[Data for processing start]
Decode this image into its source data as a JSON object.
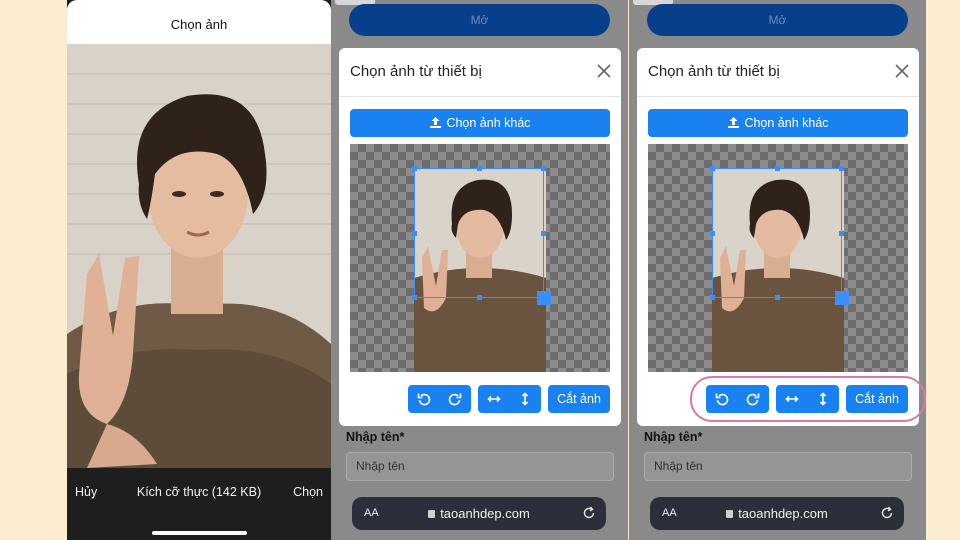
{
  "picker": {
    "title": "Chọn ảnh",
    "cancel_label": "Hủy",
    "size_label": "Kích cỡ thực (142 KB)",
    "choose_label": "Chọn"
  },
  "screens": [
    {
      "open_button": "Mở",
      "modal": {
        "title": "Chọn ảnh từ thiết bị",
        "upload_label": "Chọn ảnh khác",
        "crop_label": "Cắt ảnh"
      },
      "name_label": "Nhập tên*",
      "name_placeholder": "Nhập tên",
      "browser": {
        "aa": "AA",
        "url": "taoanhdep.com"
      }
    },
    {
      "open_button": "Mở",
      "modal": {
        "title": "Chọn ảnh từ thiết bị",
        "upload_label": "Chọn ảnh khác",
        "crop_label": "Cắt ảnh"
      },
      "name_label": "Nhập tên*",
      "name_placeholder": "Nhập tên",
      "browser": {
        "aa": "AA",
        "url": "taoanhdep.com"
      }
    }
  ],
  "colors": {
    "background": "#fbecd0",
    "primary_button": "#1a82f0",
    "crop_outline": "#3a8eff",
    "highlight_ring": "#d978a6"
  }
}
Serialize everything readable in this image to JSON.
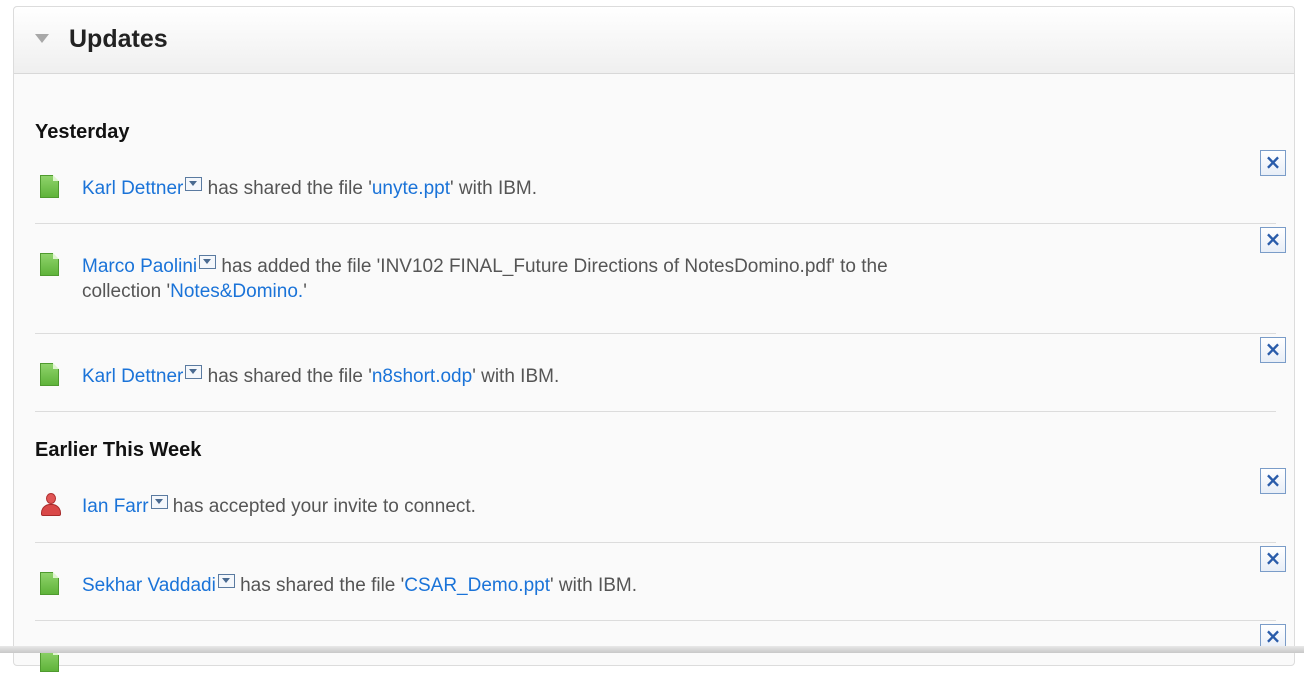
{
  "panel": {
    "title": "Updates"
  },
  "sections": [
    {
      "heading": "Yesterday",
      "entries": [
        {
          "icon": "file-icon",
          "actor": "Karl Dettner",
          "text_before": " has shared the file '",
          "link": "unyte.ppt",
          "text_after": "' with IBM.",
          "text_line2": ""
        },
        {
          "icon": "file-icon",
          "actor": "Marco Paolini",
          "text_before": " has added the file 'INV102 FINAL_Future Directions of NotesDomino.pdf' to the",
          "link": "",
          "text_after": "",
          "text_line2_before": "collection '",
          "text_line2_link": "Notes&Domino.",
          "text_line2_after": "'"
        },
        {
          "icon": "file-icon",
          "actor": "Karl Dettner",
          "text_before": " has shared the file '",
          "link": "n8short.odp",
          "text_after": "' with IBM."
        }
      ]
    },
    {
      "heading": "Earlier This Week",
      "entries": [
        {
          "icon": "person-icon",
          "actor": "Ian Farr",
          "text_before": " has accepted your invite to connect.",
          "link": "",
          "text_after": ""
        },
        {
          "icon": "file-icon",
          "actor": "Sekhar Vaddadi",
          "text_before": " has shared the file '",
          "link": "CSAR_Demo.ppt",
          "text_after": "' with IBM."
        }
      ]
    }
  ],
  "dismiss_label": "×",
  "colors": {
    "link": "#1a73d8",
    "file_icon": "#6fc24a",
    "person_icon": "#d94848"
  }
}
[Data for processing end]
What this task involves: Transcribe all the records above word for word, without their images.

Task solution:
Decode this image into its source data as a JSON object.
{
  "picker": {
    "title": "Chọn ảnh",
    "cancel_label": "Hủy",
    "size_label": "Kích cỡ thực (142 KB)",
    "choose_label": "Chọn"
  },
  "screens": [
    {
      "open_button": "Mở",
      "modal": {
        "title": "Chọn ảnh từ thiết bị",
        "upload_label": "Chọn ảnh khác",
        "crop_label": "Cắt ảnh"
      },
      "name_label": "Nhập tên*",
      "name_placeholder": "Nhập tên",
      "browser": {
        "aa": "AA",
        "url": "taoanhdep.com"
      }
    },
    {
      "open_button": "Mở",
      "modal": {
        "title": "Chọn ảnh từ thiết bị",
        "upload_label": "Chọn ảnh khác",
        "crop_label": "Cắt ảnh"
      },
      "name_label": "Nhập tên*",
      "name_placeholder": "Nhập tên",
      "browser": {
        "aa": "AA",
        "url": "taoanhdep.com"
      }
    }
  ],
  "colors": {
    "background": "#fbecd0",
    "primary_button": "#1a82f0",
    "crop_outline": "#3a8eff",
    "highlight_ring": "#d978a6"
  }
}
Serialize everything readable in this image to JSON.
{
  "panel": {
    "title": "Updates"
  },
  "sections": [
    {
      "heading": "Yesterday",
      "entries": [
        {
          "icon": "file-icon",
          "actor": "Karl Dettner",
          "text_before": " has shared the file '",
          "link": "unyte.ppt",
          "text_after": "' with IBM.",
          "text_line2": ""
        },
        {
          "icon": "file-icon",
          "actor": "Marco Paolini",
          "text_before": " has added the file 'INV102 FINAL_Future Directions of NotesDomino.pdf' to the",
          "link": "",
          "text_after": "",
          "text_line2_before": "collection '",
          "text_line2_link": "Notes&Domino.",
          "text_line2_after": "'"
        },
        {
          "icon": "file-icon",
          "actor": "Karl Dettner",
          "text_before": " has shared the file '",
          "link": "n8short.odp",
          "text_after": "' with IBM."
        }
      ]
    },
    {
      "heading": "Earlier This Week",
      "entries": [
        {
          "icon": "person-icon",
          "actor": "Ian Farr",
          "text_before": " has accepted your invite to connect.",
          "link": "",
          "text_after": ""
        },
        {
          "icon": "file-icon",
          "actor": "Sekhar Vaddadi",
          "text_before": " has shared the file '",
          "link": "CSAR_Demo.ppt",
          "text_after": "' with IBM."
        }
      ]
    }
  ],
  "dismiss_label": "×",
  "colors": {
    "link": "#1a73d8",
    "file_icon": "#6fc24a",
    "person_icon": "#d94848"
  }
}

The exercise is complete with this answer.